▶ **Stated problem**:
Return all lines from the listing below in which the string "recording" occurs.

▶ **Working data**:
════
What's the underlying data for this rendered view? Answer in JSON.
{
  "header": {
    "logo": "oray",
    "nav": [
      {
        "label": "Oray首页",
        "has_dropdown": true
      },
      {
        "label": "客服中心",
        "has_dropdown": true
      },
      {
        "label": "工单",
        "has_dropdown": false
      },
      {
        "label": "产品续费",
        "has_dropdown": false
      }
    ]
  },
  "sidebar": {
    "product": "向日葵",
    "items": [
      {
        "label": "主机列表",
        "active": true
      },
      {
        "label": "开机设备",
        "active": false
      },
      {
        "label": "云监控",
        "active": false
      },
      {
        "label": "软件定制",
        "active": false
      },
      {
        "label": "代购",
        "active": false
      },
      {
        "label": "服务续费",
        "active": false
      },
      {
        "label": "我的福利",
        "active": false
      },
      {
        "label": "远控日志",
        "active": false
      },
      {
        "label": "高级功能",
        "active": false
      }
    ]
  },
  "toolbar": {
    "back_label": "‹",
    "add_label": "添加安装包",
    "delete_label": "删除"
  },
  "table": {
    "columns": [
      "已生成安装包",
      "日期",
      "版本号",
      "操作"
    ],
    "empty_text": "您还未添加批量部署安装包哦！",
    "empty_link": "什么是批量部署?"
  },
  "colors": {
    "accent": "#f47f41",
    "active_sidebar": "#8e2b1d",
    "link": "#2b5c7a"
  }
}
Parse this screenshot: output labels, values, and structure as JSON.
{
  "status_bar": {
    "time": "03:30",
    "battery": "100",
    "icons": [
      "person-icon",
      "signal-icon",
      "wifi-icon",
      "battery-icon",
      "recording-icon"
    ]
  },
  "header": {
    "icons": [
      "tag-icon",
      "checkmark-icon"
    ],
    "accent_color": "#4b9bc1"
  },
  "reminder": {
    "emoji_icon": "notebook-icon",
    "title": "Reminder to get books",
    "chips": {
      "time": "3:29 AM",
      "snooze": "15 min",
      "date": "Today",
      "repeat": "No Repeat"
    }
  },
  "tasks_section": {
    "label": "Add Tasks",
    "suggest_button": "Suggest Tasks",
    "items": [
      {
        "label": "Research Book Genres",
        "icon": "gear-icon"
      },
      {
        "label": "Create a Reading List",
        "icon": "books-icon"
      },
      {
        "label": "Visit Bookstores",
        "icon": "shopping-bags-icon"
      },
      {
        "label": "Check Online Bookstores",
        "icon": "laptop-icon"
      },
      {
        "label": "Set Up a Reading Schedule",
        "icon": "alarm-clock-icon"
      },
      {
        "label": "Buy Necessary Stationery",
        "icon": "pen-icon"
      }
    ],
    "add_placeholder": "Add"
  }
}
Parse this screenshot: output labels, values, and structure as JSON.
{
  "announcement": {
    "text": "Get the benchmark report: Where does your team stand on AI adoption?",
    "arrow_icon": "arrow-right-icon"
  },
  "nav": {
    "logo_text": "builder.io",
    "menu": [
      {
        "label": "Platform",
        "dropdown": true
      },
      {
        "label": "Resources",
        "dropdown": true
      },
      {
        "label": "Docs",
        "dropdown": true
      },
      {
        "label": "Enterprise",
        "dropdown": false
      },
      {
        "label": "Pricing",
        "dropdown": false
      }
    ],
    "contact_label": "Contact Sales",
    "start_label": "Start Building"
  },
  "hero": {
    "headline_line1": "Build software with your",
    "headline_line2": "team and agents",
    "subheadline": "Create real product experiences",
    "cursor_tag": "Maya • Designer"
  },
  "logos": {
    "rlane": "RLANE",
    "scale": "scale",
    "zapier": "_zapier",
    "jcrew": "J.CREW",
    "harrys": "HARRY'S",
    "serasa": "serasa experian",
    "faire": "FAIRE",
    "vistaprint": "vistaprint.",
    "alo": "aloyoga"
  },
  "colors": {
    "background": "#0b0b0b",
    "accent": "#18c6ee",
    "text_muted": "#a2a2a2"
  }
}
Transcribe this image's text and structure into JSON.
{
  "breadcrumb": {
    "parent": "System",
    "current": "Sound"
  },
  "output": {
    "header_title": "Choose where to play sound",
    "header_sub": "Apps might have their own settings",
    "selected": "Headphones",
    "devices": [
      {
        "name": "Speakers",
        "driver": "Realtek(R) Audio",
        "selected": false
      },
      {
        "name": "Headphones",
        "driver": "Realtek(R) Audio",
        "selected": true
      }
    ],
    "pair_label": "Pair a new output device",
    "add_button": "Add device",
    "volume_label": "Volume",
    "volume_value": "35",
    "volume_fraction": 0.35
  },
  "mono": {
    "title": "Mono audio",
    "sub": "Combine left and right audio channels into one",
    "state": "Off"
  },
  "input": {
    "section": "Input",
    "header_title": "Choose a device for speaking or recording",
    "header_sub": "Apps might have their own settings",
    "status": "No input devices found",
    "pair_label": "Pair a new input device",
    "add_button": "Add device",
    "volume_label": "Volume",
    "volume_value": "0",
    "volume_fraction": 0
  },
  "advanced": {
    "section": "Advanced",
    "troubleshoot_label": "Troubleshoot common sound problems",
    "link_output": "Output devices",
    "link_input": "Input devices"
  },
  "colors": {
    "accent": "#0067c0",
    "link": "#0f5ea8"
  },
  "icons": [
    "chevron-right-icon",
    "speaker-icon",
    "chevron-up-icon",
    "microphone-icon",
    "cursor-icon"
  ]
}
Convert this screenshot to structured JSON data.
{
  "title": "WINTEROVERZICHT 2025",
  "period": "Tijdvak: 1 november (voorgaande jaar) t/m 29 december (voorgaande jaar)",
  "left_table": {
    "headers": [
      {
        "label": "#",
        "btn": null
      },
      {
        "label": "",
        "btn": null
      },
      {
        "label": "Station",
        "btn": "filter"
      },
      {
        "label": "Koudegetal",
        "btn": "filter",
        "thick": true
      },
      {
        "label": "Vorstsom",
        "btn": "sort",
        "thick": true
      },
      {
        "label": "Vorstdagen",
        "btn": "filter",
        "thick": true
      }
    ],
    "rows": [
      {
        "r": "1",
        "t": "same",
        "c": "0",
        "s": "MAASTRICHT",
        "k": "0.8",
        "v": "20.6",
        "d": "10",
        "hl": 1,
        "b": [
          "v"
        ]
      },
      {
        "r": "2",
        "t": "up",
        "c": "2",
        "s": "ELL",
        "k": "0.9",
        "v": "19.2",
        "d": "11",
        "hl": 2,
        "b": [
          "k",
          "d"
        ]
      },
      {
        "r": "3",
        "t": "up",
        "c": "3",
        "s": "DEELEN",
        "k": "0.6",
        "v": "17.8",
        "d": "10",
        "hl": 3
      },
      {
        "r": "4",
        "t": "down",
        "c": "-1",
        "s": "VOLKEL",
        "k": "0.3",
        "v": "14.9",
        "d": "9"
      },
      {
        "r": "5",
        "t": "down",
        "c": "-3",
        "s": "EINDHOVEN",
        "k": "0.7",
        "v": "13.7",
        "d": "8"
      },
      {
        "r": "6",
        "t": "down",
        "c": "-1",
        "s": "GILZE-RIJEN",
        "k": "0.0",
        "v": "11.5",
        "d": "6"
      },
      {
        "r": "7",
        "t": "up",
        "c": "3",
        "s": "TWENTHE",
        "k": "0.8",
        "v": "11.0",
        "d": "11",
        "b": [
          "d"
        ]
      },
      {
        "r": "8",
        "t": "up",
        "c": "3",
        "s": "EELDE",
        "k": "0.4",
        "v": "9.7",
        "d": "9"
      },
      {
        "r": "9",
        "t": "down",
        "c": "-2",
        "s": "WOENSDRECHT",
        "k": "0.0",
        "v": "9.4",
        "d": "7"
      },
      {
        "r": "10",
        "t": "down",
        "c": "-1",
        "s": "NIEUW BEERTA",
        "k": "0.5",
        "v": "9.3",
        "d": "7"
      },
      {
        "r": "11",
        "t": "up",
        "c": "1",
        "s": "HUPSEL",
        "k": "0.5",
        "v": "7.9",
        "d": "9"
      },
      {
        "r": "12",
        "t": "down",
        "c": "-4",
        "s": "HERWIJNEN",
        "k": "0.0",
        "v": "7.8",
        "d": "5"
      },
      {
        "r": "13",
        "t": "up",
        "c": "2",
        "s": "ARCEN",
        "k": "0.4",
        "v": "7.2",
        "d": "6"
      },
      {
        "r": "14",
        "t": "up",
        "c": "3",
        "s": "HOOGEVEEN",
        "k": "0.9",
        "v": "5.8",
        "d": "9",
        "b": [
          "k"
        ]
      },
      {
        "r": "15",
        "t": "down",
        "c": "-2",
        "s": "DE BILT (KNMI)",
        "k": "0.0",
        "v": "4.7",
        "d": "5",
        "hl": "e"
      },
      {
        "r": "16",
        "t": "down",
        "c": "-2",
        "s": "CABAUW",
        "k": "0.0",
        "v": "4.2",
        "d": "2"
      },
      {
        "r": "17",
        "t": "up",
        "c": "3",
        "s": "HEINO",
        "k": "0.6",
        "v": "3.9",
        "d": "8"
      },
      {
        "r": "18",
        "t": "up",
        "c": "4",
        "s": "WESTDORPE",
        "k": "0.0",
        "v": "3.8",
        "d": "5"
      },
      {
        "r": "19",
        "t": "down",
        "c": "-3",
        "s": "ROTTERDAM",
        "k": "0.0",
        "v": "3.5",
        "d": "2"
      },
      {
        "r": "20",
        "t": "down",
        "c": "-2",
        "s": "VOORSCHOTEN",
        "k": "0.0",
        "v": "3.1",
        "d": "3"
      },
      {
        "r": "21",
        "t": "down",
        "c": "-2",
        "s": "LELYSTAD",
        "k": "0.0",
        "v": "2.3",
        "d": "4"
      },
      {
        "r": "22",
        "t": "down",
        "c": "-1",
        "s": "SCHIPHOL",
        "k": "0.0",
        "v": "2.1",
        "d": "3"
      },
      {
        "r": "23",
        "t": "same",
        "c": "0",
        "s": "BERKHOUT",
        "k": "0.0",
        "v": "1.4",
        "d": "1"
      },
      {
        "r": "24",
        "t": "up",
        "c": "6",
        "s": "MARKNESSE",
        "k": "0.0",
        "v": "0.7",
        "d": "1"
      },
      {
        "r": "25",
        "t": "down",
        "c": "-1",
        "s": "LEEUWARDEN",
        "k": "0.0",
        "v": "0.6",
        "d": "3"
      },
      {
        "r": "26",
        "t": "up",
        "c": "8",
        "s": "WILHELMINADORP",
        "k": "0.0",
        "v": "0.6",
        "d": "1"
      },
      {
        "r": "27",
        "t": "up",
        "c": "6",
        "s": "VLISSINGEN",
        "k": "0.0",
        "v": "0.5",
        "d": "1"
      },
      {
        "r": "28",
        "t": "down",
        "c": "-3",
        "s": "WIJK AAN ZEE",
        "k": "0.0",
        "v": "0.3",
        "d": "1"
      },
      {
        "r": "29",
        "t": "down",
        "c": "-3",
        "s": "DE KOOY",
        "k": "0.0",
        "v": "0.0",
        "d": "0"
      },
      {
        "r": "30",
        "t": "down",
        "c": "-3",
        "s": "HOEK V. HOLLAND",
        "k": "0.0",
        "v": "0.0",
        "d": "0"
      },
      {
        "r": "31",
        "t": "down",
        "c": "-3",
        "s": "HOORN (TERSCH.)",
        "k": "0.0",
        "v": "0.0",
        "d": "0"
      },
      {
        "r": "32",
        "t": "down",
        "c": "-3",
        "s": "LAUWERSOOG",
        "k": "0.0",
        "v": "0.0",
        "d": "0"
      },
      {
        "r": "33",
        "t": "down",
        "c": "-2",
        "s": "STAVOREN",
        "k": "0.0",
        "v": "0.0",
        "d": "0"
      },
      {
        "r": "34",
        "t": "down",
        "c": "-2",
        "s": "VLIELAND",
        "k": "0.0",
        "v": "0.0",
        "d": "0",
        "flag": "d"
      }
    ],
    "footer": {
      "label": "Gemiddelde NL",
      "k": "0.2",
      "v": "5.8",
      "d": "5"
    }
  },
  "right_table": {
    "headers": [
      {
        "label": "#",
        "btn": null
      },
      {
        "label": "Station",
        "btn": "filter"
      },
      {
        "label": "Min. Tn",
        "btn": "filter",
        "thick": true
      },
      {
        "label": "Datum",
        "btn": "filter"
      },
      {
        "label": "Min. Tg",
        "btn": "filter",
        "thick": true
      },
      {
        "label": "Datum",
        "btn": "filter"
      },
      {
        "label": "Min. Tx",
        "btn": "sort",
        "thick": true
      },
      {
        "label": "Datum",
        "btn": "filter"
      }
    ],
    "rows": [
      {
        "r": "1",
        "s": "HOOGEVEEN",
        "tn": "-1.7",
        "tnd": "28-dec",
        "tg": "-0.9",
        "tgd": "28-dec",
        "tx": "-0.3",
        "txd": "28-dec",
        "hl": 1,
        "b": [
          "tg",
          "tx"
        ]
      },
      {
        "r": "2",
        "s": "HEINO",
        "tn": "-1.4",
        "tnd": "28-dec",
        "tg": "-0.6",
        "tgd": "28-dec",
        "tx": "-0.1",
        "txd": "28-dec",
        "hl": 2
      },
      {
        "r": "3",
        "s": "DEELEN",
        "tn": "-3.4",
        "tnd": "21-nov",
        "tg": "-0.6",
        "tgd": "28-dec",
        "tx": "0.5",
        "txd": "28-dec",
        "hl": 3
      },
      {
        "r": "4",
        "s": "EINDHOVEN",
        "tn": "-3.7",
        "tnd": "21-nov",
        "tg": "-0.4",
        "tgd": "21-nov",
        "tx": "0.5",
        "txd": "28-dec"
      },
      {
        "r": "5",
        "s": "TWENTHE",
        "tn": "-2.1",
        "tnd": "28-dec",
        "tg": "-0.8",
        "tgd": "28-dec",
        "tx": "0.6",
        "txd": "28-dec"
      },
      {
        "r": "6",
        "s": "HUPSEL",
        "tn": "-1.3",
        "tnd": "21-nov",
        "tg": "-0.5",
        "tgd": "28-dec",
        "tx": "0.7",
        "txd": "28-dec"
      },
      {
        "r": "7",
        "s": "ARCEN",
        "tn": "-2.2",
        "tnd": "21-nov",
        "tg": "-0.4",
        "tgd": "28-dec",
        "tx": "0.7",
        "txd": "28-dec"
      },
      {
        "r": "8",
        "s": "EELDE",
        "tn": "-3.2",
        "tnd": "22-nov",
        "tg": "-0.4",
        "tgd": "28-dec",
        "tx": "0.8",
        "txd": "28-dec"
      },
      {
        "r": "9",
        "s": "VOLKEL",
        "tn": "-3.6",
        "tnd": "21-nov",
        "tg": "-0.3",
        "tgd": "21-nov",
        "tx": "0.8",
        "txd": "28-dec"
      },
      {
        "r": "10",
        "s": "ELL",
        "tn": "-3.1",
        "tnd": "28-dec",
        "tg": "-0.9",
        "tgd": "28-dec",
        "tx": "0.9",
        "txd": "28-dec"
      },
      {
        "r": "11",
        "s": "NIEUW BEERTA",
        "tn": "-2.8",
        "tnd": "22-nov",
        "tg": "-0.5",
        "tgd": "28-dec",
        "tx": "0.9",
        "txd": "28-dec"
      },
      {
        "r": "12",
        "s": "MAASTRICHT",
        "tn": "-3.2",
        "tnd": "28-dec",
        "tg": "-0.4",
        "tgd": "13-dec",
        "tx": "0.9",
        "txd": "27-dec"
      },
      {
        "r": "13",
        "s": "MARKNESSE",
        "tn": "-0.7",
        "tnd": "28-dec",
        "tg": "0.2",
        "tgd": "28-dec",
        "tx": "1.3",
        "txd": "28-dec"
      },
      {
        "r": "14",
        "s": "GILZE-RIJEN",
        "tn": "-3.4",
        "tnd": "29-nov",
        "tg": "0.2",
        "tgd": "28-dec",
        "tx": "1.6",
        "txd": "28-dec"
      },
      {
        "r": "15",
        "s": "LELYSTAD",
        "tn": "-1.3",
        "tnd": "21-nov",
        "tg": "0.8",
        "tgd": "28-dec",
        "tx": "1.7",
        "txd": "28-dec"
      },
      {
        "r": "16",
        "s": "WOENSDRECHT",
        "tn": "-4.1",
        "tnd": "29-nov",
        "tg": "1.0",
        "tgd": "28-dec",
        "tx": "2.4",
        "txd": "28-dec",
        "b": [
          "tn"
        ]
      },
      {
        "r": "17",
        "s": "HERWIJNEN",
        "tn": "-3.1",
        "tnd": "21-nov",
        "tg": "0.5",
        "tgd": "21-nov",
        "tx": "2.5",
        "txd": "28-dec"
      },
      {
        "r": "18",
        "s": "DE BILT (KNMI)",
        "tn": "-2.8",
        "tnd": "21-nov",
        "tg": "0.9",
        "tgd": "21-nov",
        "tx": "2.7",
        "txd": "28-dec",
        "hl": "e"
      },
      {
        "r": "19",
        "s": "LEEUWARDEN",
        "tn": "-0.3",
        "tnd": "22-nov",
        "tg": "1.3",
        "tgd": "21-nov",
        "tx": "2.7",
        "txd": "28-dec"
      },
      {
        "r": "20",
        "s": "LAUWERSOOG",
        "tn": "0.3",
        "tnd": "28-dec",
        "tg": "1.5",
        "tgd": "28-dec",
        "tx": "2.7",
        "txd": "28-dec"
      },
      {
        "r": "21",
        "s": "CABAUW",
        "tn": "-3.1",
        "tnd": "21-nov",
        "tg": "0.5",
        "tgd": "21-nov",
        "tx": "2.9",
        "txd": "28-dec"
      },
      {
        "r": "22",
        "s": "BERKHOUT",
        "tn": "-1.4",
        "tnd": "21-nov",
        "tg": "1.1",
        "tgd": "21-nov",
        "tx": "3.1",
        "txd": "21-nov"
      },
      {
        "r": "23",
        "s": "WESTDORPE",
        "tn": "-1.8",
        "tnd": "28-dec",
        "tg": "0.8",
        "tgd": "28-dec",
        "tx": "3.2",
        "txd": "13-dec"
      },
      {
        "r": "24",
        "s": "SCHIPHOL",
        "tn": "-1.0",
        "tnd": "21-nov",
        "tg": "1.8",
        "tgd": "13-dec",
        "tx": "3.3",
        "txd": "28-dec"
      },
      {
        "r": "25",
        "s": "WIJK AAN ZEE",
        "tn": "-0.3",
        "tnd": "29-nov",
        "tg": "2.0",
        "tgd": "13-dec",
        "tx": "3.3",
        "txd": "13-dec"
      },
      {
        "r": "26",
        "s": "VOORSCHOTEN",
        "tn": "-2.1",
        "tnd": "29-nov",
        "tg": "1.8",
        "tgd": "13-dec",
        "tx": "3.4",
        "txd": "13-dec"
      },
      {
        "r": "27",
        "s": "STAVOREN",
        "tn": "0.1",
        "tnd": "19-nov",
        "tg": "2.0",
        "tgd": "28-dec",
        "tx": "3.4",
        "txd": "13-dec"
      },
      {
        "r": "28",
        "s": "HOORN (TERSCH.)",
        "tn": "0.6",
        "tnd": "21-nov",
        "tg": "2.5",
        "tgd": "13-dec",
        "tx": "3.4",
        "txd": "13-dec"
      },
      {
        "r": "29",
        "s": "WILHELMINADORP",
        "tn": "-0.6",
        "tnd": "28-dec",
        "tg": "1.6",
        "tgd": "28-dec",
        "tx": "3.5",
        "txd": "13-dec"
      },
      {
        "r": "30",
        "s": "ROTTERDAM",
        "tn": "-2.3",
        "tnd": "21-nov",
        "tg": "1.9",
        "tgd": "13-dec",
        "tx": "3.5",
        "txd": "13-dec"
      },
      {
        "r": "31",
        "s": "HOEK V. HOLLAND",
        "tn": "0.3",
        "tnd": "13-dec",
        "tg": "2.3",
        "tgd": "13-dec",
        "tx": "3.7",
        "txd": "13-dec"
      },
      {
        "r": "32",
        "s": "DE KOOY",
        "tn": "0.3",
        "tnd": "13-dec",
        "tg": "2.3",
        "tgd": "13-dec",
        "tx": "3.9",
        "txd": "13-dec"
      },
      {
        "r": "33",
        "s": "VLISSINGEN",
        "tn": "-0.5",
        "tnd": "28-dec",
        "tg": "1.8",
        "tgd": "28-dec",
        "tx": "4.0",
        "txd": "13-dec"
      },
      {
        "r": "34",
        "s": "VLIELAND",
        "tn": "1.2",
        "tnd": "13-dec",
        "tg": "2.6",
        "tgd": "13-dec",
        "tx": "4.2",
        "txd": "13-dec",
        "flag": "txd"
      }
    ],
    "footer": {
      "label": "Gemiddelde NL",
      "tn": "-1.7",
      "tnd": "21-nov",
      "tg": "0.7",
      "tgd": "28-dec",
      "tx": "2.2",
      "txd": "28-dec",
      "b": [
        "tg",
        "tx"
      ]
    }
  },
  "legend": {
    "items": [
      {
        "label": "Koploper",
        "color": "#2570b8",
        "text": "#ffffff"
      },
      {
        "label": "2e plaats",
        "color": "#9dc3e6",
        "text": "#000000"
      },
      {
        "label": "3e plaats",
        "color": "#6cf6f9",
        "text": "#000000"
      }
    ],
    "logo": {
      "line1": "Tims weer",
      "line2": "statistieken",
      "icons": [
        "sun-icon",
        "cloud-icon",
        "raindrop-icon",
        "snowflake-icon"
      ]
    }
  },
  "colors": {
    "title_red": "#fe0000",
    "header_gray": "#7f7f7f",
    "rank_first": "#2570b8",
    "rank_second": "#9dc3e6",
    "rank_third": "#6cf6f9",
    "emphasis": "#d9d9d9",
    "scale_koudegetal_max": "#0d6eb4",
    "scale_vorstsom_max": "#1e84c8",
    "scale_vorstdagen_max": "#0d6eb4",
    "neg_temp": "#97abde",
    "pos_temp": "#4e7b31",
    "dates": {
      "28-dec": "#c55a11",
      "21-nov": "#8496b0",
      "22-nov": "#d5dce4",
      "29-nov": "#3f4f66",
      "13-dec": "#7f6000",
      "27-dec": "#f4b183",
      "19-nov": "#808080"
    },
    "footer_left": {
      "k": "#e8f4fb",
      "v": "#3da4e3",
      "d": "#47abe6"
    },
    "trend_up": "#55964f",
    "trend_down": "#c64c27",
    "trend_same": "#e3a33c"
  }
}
════
▶ **Result for this task**:
      "recording-icon"
    "header_title": "Choose a device for speaking or recording",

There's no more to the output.